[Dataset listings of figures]
* * * * * * * * *

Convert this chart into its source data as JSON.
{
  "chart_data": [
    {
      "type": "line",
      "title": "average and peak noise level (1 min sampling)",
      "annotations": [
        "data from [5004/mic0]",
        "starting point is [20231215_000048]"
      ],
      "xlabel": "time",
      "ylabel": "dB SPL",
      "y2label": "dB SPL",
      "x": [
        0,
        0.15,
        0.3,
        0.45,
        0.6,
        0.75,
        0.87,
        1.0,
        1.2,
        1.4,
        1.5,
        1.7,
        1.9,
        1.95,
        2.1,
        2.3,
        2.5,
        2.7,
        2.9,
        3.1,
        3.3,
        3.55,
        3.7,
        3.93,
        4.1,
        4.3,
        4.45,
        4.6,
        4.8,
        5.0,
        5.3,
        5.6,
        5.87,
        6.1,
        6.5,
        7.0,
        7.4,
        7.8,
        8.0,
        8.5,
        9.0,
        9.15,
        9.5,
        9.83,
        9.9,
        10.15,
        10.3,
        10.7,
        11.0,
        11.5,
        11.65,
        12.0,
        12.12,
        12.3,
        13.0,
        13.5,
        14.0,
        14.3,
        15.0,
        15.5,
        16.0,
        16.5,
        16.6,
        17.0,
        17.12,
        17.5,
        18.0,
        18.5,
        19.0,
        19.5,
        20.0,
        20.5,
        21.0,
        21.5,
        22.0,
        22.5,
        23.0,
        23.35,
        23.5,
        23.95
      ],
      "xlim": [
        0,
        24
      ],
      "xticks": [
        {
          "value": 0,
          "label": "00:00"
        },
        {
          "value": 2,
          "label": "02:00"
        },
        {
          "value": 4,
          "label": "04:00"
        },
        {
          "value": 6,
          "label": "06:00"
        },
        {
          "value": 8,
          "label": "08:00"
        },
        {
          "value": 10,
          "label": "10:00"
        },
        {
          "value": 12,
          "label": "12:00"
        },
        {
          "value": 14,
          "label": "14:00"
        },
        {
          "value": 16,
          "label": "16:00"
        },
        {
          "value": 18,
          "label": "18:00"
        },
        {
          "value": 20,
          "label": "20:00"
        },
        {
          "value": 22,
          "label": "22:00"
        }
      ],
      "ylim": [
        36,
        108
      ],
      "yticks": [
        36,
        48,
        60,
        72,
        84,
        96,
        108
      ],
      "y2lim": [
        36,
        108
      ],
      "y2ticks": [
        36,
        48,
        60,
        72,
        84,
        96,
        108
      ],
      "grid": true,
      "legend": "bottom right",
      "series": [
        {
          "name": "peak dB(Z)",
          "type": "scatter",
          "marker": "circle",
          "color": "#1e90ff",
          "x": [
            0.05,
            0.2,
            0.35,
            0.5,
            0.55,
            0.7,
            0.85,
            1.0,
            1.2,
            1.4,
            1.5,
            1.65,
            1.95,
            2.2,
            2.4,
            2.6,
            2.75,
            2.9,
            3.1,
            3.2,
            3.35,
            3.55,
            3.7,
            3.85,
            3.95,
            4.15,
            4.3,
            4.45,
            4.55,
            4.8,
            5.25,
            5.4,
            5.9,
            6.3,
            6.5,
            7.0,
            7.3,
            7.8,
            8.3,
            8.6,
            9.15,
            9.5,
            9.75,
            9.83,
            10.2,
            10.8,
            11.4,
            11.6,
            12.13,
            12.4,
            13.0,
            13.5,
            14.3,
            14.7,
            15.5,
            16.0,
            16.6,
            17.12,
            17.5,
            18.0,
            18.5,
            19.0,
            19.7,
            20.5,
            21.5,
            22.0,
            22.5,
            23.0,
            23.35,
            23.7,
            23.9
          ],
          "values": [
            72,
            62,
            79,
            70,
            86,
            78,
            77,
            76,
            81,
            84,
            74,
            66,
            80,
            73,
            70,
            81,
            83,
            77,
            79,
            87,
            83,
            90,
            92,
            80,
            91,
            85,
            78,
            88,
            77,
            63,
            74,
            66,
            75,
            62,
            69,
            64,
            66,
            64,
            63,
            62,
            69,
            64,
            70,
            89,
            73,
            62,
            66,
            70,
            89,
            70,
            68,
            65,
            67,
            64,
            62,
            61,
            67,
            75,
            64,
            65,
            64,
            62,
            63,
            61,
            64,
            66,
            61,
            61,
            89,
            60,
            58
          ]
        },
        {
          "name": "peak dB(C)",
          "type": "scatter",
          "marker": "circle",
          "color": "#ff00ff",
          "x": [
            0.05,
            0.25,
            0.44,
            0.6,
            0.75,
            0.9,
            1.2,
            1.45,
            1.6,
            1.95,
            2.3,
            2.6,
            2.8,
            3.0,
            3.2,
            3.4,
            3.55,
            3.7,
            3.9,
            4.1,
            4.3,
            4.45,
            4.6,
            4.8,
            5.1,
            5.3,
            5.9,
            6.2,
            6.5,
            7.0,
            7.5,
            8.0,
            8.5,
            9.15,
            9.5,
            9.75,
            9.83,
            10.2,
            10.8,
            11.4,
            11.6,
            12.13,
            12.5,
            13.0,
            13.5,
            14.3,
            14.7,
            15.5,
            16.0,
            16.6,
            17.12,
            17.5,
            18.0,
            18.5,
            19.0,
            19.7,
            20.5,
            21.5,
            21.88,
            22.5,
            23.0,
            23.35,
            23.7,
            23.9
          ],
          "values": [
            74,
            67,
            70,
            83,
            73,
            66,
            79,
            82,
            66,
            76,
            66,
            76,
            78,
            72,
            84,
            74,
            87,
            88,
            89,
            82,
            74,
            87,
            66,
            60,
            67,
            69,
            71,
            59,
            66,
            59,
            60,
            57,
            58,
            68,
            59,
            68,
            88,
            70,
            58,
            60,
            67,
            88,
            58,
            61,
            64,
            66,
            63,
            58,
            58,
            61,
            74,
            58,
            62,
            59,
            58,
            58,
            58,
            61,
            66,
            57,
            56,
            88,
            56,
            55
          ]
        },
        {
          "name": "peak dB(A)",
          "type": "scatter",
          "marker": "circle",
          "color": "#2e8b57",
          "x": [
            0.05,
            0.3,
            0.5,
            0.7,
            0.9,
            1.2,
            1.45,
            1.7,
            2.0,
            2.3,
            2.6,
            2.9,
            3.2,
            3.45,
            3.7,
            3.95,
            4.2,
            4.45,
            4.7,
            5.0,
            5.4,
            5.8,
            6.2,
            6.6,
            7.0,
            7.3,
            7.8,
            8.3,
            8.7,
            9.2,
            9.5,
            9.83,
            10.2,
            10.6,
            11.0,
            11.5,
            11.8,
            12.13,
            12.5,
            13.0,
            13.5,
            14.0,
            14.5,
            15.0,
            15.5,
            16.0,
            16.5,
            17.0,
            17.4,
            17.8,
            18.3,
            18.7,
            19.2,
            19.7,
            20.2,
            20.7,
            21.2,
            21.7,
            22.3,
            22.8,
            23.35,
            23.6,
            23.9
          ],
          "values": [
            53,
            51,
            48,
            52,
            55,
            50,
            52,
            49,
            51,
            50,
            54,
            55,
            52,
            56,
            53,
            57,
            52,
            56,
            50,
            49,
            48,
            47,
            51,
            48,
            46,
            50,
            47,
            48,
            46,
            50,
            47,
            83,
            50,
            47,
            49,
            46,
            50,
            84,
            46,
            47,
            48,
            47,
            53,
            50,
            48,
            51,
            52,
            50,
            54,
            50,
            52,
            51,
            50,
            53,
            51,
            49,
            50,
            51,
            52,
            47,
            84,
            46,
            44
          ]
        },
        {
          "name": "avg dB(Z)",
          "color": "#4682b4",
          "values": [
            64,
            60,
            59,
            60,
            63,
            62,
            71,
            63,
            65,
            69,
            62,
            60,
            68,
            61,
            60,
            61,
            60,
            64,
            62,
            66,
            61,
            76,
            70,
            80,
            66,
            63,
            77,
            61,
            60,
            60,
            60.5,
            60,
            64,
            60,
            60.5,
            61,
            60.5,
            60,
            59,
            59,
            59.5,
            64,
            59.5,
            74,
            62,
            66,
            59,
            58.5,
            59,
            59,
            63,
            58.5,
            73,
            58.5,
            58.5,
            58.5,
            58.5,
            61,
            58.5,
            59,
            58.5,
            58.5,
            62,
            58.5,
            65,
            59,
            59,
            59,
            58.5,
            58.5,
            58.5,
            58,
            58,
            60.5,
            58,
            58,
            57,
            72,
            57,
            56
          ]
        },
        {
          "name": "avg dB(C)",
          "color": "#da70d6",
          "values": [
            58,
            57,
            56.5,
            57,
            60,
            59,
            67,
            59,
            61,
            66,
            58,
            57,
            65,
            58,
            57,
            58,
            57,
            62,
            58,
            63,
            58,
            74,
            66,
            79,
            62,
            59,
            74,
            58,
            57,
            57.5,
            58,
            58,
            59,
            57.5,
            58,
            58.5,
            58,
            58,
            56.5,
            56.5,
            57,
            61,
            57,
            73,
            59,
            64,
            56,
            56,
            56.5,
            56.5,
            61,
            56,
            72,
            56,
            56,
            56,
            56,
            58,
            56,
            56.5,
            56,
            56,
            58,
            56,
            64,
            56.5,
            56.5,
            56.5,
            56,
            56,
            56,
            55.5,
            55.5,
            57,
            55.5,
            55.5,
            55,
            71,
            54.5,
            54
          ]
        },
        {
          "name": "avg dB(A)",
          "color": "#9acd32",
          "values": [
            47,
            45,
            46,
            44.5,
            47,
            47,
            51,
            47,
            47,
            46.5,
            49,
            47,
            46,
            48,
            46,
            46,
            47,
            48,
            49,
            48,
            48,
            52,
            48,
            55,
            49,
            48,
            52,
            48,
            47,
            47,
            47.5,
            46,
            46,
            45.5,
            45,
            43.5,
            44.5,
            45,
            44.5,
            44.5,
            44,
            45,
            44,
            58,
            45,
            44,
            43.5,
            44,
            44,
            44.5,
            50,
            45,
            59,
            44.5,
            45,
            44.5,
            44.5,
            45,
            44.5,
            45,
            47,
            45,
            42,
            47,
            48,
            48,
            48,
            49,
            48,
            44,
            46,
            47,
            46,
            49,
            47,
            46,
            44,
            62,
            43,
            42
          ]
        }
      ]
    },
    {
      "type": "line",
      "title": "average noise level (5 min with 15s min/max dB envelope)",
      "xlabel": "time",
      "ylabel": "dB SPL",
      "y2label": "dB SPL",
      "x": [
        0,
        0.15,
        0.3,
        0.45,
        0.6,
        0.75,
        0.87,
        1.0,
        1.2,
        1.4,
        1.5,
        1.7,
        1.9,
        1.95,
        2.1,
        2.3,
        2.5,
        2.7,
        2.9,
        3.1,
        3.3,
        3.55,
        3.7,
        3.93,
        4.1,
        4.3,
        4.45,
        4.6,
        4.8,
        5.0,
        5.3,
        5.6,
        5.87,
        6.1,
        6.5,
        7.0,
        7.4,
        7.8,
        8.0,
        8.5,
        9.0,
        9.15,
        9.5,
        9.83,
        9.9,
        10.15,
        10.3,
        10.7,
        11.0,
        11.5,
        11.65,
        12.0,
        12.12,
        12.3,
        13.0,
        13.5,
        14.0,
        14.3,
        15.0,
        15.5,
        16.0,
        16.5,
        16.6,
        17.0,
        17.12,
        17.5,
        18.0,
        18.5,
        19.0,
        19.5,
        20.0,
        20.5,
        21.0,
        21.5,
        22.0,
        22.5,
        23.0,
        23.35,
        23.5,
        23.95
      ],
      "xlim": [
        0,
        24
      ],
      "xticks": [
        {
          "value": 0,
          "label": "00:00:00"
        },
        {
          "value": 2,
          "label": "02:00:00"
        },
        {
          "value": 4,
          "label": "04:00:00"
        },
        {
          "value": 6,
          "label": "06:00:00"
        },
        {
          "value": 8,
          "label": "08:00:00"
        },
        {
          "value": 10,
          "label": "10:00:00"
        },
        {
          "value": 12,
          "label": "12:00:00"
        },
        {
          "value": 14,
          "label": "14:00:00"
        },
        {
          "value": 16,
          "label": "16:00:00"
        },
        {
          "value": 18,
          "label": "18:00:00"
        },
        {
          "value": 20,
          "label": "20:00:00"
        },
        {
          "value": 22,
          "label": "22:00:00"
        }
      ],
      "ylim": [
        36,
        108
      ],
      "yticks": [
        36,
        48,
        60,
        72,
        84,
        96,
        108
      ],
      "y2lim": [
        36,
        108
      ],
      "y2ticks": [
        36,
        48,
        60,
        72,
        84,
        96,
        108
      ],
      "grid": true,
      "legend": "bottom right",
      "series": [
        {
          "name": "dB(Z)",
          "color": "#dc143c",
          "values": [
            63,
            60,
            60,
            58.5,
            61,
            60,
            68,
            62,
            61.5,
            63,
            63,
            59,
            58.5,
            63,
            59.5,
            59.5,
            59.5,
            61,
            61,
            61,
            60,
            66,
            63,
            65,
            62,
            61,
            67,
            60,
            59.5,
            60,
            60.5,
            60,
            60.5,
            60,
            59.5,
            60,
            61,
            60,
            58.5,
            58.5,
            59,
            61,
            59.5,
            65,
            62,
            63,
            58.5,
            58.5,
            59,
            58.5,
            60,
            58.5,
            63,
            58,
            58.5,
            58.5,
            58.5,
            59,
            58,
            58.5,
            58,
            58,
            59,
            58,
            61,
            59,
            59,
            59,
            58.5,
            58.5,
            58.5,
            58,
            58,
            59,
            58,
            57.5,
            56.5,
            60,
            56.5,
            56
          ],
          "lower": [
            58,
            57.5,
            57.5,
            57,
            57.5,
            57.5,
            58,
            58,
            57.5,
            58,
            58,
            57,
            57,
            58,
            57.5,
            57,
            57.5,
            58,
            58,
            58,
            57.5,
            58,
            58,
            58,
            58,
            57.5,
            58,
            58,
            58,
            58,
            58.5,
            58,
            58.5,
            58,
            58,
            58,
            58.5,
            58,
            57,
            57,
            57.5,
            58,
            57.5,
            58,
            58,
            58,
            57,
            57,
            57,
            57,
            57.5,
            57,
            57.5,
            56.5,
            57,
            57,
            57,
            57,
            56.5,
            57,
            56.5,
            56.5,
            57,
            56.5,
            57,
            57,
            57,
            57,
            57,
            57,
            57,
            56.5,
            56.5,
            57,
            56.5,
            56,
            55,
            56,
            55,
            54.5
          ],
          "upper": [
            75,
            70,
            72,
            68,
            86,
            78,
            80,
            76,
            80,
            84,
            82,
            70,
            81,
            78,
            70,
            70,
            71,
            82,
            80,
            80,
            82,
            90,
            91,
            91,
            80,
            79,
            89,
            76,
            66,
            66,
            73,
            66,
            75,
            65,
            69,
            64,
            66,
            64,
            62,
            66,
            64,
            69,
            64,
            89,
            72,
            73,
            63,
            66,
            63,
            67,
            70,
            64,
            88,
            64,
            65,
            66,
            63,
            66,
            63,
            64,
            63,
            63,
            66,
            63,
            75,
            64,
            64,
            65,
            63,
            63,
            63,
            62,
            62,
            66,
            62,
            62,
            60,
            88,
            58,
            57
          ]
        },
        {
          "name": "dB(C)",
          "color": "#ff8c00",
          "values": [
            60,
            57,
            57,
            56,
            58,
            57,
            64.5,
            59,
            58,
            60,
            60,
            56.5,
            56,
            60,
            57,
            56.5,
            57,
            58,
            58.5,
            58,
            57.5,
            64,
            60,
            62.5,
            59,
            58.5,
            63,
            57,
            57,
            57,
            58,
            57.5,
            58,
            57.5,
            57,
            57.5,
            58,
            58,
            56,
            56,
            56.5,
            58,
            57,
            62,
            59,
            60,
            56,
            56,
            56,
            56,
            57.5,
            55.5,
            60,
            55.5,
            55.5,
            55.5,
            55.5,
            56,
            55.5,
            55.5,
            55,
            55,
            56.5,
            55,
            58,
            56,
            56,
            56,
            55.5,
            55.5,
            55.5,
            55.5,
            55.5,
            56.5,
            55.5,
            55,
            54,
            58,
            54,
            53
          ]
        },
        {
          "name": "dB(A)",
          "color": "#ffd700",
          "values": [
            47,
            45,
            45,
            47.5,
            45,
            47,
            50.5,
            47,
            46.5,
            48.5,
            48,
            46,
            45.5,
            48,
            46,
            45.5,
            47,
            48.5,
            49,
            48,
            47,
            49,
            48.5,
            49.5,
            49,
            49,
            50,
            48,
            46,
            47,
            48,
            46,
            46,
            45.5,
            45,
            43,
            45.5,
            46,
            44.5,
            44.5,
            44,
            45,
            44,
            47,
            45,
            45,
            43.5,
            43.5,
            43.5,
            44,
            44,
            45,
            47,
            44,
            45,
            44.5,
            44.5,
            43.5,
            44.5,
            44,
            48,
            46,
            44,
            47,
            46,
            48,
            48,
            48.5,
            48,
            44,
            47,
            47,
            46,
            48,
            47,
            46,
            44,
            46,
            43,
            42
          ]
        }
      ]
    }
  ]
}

* * * * * * * * *

What is needed
Reproduce each line from the records that contains the word "name".

Exercise result
          "name": "peak dB(Z)",
          "name": "peak dB(C)",
          "name": "peak dB(A)",
          "name": "avg dB(Z)",
          "name": "avg dB(C)",
          "name": "avg dB(A)",
          "name": "dB(Z)",
          "name": "dB(C)",
          "name": "dB(A)",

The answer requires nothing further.